Ex-americanos.

Nos últimos dias, os atentados de 11 de Setembro de 2001 voltaram à tona com a combinação dos 20 anos do evento e a desastrada saída americana do Afeganistão. Ao mesmo tempo, me veio a realização de que depois de duas décadas, uma boa parte da população mundial não tem sequer ideia do que aconteceu naquele dia. A gente foi dormir dia 10 num mundo e acordou dia 11 em outro…

Eu acordei mais cedo do que costumava acordar naquele dia. Logo fui avisado pela minha mãe que tinha acontecido um acidente em Nova Iorque. Ela não estava dando muita bola, mas a TV estava ligada com a cena do prédio esfumaçado. Na TV, os jornalistas especulavam sobre que avião poderia ter se chocado assim contra um prédio. Ainda preguiçoso, olhava a tela, decidindo se ia para o sofá continuar assistindo a cobertura daquele acidente ou se ia para a cozinha procurar algo pra comer.

Já desviando o olhar, decidido pela segunda opção, vi uma explosão na TV. Demorei um tempo para reorganizar os pensamentos, e achei que era o replay da colisão do avião. Se eu não em engano, o pessoal da TV ficou um tempo meio confuso também. Mas não fazia sentido terem a cena do avião para mostrar. Em questão de segundos, eu e o pessoal fazendo a cobertura passamos de replay para explosão no local do impacto… para a realização do que realmente tinha acontecido. Outro avião, na outra torre!

Até aquele momento, não havia sequer a presunção de um ataque. A gente simplesmente não pensava que podia ser atentado nos EUA. Se fosse no Oriente Médio, talvez, mas no “mundo civilizado” era impensável mesmo. Lembro dos jornalistas debatendo se podia ser uma terrível coincidência ou se era proposital. Hoje em dia já estaria todo mundo certeiro de que era um atentado no primeiro impacto, em 11 de Setembro de 2001, existia a dúvida.

Lembro de conversar com a minha mãe: “isso não é coincidência, isso é ataque”. O que é engraçado de se pensar em 2021, como aquilo precisou ser uma realização. Rapidamente o mundo se convenceu daquilo também. Especialmente quando surgiu a notícia do ataque ao Pentágono. Aliás, eu até argumento que o mundo mudou mesmo não no segundo avião nas Torres Gêmeas, mas no avião que se chocou contra a sede do poder militar americano.

Antes dessa notícia, estávamos vendo um atentado bizarro, depois dela, o aparentemente invencível exército americano estava sendo atacado, num dos lugares onde quase todos nós tínhamos certeza que era impossível de ser atacado. Não havia qualquer dúvida sobre a hegemonia americana em 2001. Não era discutido, não fazia qualquer sentido discutir. Eram os donos do mundo, inquestionáveis.

LINHAS EXIBIDAS:
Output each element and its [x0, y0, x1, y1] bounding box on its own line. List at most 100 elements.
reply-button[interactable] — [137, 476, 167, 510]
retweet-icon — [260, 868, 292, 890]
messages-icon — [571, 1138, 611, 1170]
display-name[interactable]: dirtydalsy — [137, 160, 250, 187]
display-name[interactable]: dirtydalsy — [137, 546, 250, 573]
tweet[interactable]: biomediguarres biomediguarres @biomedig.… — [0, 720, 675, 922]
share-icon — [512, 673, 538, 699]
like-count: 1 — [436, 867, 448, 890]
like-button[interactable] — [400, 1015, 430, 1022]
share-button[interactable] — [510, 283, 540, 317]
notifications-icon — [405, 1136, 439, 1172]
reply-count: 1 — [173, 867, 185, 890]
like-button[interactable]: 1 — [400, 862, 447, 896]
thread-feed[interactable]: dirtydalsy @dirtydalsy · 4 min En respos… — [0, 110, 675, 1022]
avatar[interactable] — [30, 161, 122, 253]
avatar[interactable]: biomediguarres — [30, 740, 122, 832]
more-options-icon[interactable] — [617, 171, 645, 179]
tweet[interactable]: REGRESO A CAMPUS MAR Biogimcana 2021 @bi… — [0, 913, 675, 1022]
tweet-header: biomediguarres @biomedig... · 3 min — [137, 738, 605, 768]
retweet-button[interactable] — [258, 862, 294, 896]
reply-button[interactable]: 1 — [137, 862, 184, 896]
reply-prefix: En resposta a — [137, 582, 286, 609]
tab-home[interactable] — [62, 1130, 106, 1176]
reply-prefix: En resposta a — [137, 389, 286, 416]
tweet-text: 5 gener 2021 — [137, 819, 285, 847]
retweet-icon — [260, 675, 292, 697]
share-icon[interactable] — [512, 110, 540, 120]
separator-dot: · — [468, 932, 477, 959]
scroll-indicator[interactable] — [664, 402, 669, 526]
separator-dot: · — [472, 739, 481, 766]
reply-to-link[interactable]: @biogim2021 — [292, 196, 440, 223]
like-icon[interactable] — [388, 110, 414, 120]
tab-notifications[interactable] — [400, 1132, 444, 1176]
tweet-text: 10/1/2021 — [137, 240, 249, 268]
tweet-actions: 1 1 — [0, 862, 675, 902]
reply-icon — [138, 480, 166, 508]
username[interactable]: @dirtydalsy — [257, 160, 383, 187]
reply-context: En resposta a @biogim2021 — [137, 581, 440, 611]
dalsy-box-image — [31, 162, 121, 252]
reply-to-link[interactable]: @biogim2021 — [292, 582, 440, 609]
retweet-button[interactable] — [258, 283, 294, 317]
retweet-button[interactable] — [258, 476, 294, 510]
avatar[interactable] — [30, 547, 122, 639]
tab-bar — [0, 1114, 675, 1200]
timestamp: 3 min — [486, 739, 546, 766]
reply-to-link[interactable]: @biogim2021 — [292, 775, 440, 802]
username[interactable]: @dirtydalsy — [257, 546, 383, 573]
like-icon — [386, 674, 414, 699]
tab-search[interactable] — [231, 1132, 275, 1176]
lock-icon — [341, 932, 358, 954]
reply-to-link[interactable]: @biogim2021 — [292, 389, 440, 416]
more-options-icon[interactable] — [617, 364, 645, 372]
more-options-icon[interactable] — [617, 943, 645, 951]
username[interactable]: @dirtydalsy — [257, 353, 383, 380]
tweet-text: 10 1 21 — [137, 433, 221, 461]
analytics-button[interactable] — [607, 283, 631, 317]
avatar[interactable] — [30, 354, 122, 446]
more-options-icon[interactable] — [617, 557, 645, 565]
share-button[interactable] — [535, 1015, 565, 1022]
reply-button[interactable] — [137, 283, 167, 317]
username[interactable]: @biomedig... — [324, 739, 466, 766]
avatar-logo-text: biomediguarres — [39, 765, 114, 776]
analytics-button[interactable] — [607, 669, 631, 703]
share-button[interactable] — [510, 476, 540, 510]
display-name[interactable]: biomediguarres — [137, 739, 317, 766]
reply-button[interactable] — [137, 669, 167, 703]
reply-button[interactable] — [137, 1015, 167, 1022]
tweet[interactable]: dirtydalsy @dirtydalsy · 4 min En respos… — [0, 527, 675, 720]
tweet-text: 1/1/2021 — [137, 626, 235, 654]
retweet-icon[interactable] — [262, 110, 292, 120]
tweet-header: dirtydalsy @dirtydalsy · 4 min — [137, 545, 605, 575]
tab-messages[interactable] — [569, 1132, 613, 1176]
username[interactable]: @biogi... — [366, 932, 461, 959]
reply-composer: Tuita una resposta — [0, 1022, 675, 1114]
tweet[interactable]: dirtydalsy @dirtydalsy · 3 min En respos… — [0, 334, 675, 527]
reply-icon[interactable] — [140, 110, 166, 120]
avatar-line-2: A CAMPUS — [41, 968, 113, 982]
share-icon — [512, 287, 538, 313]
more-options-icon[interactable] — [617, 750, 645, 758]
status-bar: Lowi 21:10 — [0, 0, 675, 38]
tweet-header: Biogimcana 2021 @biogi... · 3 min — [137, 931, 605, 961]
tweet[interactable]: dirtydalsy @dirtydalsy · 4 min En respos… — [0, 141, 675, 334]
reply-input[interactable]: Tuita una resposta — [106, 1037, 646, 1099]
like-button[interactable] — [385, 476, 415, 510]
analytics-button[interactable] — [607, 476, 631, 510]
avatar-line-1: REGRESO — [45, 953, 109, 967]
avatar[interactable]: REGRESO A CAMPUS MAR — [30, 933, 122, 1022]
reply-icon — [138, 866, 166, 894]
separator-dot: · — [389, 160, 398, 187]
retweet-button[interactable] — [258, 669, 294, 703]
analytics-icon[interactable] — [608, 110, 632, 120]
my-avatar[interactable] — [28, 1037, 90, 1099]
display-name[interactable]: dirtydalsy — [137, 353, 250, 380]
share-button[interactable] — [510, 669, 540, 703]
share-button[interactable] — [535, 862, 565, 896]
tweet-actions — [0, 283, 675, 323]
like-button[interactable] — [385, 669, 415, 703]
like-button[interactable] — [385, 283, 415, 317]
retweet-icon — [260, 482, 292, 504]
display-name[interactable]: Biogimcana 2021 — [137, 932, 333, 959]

EXERCÍCIO PROPOSTO A: No relato sobre o 11 de Setembro, qual ataque daquele dia é apontado como o verdadeiro momento em que o mundo mudou?
EXERCÍCIO PROPOSTO B: Transforme em lista o parágrafo do relato sobre o 11 de Setembro que começa com "Até aquele momento", preservando os fatos principais.

RESPOSTA A: O avião que se chocou contra o Pentágono, a sede do poder militar americano.

RESPOSTA B:
- Até então, não se presumia que fosse um ataque.
- Um atentado nos EUA era impensável; no Oriente Médio, talvez, mas não no "mundo civilizado".
- Os jornalistas debatiam se era uma terrível coincidência ou algo proposital.
- Hoje, todos teriam certeza de um atentado já no primeiro impacto; em 11 de Setembro de 2001, havia dúvida.